Exercise requirements = Pick every line with "kind" from the material below.

(Dataset records)
********
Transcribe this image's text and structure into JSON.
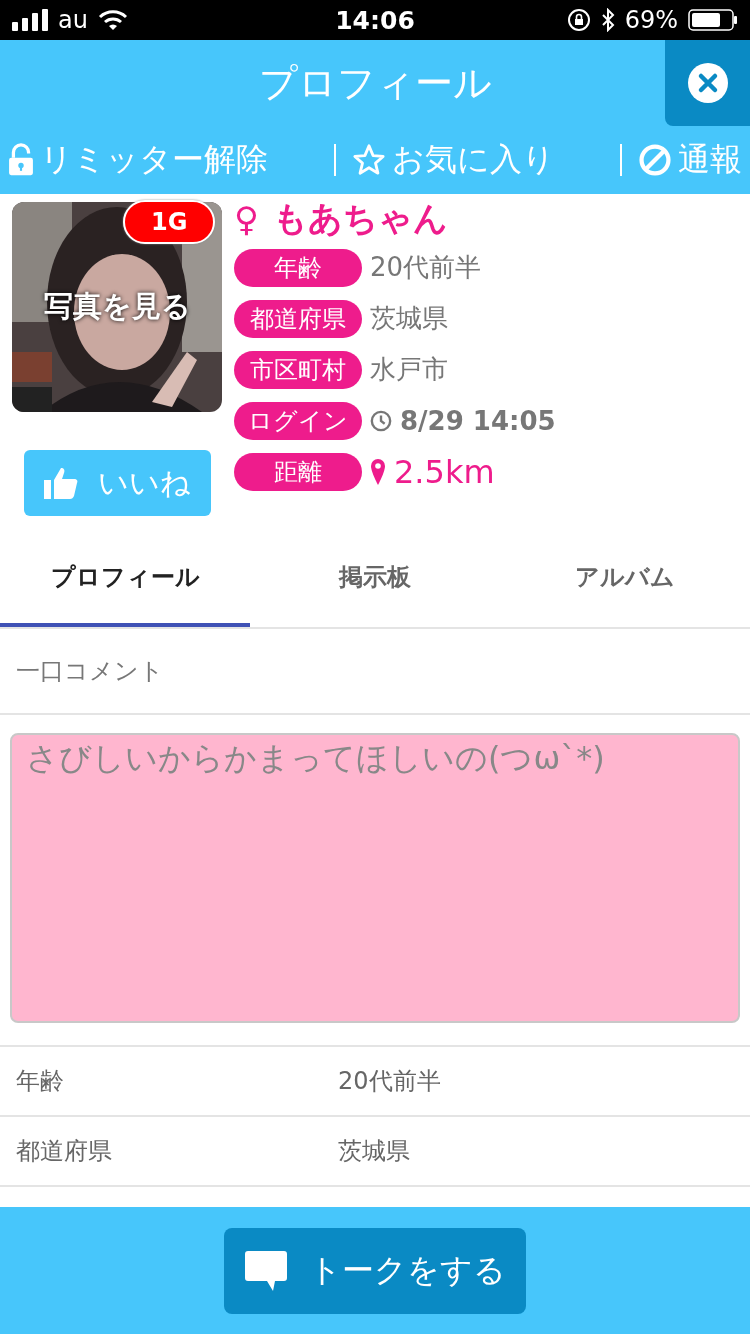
{
  "status_bar": {
    "carrier": "au",
    "time": "14:06",
    "battery": "69%"
  },
  "header": {
    "title": "プロフィール"
  },
  "actions": [
    {
      "kind": "lock",
      "label": "リミッター解除"
    },
    {
      "kind": "star",
      "label": "お気に入り"
    },
    {
      "kind": "ban",
      "label": "通報"
    }
  ],
  "profile": {
    "photo_label": "写真を見る",
    "badge": "1G",
    "gender": "♀",
    "name": "もあちゃん",
    "like_button": "いいね",
    "fields": [
      {
        "kind": "text",
        "label": "年齢",
        "value": "20代前半"
      },
      {
        "kind": "text",
        "label": "都道府県",
        "value": "茨城県"
      },
      {
        "kind": "text",
        "label": "市区町村",
        "value": "水戸市"
      },
      {
        "kind": "time",
        "label": "ログイン",
        "value": "8/29 14:05"
      },
      {
        "kind": "distance",
        "label": "距離",
        "value": "2.5km"
      }
    ]
  },
  "tabs": [
    {
      "label": "プロフィール",
      "selected": true
    },
    {
      "label": "掲示板",
      "selected": false
    },
    {
      "label": "アルバム",
      "selected": false
    }
  ],
  "comment": {
    "label": "一口コメント",
    "text": "さびしいからかまってほしいの(つω`*)"
  },
  "details": [
    {
      "label": "年齢",
      "value": "20代前半"
    },
    {
      "label": "都道府県",
      "value": "茨城県"
    }
  ],
  "footer": {
    "button": "トークをする"
  }
}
********
Full output =
      "kind": "lock",
      "kind": "star",
      "kind": "ban",
        "kind": "text",
        "kind": "text",
        "kind": "text",
        "kind": "time",
        "kind": "distance",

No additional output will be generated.